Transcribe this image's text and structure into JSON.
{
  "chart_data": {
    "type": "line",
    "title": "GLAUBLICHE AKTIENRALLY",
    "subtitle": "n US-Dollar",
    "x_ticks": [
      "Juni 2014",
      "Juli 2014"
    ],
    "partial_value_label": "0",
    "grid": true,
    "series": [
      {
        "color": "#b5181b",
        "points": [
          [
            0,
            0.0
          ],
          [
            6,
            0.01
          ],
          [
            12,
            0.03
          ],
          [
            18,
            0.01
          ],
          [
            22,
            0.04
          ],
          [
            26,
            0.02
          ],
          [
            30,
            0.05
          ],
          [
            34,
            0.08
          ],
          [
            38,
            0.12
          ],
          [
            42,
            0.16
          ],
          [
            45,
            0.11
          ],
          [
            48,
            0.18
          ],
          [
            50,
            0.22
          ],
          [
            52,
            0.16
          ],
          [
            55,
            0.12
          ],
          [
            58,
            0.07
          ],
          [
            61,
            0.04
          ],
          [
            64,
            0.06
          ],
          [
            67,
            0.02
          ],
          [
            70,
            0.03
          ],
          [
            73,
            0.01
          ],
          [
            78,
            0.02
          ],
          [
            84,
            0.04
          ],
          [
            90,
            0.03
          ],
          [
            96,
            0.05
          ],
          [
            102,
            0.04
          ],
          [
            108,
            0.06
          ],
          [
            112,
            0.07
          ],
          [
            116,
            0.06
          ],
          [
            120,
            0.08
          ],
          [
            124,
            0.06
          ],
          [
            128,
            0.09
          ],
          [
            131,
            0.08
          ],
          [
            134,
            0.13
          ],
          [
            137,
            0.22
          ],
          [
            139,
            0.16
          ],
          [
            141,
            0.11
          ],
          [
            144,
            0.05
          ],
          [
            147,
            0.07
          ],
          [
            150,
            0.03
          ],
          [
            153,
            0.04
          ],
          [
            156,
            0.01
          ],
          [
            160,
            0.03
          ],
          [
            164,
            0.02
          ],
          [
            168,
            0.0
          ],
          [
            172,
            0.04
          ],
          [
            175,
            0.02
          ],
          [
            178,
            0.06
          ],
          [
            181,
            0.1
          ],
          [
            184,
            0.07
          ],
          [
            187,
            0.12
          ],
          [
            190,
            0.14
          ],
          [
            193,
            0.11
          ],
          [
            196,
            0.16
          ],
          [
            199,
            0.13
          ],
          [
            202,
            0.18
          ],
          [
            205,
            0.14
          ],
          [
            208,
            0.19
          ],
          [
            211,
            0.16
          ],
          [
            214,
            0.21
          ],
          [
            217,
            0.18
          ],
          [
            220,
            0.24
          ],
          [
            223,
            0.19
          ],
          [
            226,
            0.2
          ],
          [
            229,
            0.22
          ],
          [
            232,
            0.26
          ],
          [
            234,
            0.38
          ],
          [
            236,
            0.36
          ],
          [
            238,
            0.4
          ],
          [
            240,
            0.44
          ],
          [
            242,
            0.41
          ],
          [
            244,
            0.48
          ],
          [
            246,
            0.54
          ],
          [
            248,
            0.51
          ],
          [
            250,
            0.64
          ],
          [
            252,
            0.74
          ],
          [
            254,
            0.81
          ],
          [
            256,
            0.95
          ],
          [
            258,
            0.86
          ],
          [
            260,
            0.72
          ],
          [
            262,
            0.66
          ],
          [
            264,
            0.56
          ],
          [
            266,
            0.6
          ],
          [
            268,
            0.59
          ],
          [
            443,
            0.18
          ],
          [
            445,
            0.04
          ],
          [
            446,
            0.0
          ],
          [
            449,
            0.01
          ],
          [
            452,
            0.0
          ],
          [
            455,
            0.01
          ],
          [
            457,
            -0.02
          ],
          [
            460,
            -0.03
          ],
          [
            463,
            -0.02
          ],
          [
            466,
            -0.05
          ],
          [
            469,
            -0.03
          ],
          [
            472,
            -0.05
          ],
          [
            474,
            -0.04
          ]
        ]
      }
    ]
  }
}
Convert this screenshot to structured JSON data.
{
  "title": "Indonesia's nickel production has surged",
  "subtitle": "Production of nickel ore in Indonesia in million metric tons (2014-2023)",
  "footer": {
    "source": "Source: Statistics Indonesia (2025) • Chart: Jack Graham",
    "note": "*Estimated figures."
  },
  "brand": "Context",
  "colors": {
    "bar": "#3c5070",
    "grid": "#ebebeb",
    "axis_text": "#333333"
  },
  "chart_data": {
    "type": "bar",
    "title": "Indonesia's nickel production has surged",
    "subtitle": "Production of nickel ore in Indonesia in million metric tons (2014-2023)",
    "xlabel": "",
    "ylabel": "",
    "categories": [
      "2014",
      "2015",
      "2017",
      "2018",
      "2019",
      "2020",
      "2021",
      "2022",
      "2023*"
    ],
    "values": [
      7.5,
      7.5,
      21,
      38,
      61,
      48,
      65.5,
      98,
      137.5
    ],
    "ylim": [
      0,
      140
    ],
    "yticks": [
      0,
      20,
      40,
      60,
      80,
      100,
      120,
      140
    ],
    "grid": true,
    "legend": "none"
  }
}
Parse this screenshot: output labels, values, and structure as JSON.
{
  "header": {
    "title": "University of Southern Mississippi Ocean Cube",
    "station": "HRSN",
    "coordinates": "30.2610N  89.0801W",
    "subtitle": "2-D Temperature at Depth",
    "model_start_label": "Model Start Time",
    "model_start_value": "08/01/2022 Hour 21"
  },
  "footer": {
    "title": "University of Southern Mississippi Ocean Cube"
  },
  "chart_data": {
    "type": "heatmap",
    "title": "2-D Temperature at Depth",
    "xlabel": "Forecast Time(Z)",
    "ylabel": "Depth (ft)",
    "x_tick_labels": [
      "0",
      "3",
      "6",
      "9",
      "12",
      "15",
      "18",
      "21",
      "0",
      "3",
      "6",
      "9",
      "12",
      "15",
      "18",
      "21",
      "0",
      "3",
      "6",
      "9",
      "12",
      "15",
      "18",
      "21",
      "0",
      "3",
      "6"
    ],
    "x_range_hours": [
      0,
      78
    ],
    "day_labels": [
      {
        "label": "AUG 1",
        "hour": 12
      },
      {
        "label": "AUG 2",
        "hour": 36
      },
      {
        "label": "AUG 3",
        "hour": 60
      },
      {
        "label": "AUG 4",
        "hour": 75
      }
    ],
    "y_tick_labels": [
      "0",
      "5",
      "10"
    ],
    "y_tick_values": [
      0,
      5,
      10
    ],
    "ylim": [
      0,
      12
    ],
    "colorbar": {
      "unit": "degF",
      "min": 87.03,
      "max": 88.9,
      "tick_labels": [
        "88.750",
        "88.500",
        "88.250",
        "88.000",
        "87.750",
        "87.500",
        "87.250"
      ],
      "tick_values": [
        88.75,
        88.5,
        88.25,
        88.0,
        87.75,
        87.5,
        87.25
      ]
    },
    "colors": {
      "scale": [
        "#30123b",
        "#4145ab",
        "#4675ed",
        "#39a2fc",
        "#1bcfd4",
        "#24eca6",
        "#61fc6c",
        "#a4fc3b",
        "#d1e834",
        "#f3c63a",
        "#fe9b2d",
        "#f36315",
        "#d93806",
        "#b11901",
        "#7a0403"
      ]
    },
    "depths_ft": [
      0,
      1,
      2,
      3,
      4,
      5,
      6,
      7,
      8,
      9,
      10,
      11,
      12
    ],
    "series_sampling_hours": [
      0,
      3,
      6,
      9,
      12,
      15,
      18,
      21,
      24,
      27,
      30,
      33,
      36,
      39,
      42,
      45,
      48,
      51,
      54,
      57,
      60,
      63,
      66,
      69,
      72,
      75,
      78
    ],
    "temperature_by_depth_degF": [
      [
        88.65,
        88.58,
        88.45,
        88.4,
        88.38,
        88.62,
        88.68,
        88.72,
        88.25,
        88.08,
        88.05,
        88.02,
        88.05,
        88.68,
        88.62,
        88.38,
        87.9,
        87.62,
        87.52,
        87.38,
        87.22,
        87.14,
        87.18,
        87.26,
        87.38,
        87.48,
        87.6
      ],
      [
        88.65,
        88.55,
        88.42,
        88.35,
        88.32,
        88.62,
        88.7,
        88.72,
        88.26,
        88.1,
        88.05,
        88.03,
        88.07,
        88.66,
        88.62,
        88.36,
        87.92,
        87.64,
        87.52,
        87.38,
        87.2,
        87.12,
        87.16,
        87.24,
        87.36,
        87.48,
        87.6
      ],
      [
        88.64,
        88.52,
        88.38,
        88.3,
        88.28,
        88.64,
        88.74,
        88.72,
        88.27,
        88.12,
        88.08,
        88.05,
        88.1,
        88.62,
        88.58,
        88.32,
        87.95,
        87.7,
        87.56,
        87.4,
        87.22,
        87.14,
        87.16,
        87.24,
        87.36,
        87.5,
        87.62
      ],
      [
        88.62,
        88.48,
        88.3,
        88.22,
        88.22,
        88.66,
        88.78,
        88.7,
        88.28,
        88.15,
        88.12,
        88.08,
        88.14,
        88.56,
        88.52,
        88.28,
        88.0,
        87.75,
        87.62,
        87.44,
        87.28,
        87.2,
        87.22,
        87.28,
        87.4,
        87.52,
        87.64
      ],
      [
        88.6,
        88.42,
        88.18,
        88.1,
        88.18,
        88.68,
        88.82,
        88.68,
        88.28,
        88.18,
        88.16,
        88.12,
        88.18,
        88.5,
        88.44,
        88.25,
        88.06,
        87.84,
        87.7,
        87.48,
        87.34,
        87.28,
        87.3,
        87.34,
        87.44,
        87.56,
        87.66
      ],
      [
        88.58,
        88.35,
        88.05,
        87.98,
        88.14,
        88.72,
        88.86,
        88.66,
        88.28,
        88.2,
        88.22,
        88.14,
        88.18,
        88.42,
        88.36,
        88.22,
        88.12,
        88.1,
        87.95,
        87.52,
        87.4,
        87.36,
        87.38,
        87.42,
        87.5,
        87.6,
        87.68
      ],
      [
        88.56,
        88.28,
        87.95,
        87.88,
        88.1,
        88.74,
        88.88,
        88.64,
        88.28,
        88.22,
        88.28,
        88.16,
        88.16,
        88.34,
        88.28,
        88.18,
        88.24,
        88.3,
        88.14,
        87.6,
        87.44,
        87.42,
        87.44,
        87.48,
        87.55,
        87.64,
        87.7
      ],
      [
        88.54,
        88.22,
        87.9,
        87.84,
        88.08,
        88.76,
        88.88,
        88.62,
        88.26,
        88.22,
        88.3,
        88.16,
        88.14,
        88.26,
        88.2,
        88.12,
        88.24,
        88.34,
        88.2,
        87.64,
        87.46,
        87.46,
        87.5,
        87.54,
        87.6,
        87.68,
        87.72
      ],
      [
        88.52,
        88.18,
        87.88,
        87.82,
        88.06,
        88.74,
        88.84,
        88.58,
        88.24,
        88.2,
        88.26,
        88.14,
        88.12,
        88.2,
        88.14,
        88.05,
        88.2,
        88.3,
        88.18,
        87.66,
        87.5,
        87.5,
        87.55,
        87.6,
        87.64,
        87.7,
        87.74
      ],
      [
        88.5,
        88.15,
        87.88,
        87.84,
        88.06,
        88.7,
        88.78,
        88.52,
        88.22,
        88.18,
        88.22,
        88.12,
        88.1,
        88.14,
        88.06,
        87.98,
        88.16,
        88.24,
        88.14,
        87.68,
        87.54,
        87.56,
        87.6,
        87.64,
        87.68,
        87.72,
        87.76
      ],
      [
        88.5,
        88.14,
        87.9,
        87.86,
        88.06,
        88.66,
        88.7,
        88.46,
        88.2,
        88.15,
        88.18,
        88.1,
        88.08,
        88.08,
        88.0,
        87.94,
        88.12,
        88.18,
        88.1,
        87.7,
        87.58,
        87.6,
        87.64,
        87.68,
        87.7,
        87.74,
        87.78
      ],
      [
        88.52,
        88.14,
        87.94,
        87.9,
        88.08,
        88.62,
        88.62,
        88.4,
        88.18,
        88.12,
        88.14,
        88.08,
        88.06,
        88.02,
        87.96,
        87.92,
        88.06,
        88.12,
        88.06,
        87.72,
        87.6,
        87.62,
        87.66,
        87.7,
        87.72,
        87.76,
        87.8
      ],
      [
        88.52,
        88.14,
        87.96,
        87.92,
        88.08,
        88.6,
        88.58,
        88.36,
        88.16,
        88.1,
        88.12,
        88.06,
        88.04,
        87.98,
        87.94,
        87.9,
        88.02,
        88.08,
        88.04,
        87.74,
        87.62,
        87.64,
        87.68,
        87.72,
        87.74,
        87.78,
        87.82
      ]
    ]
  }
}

CHALLENGE: State how many lines in the entries above include the word "surged"; reply with the number alone.

COMPLETE RESPONSE: 2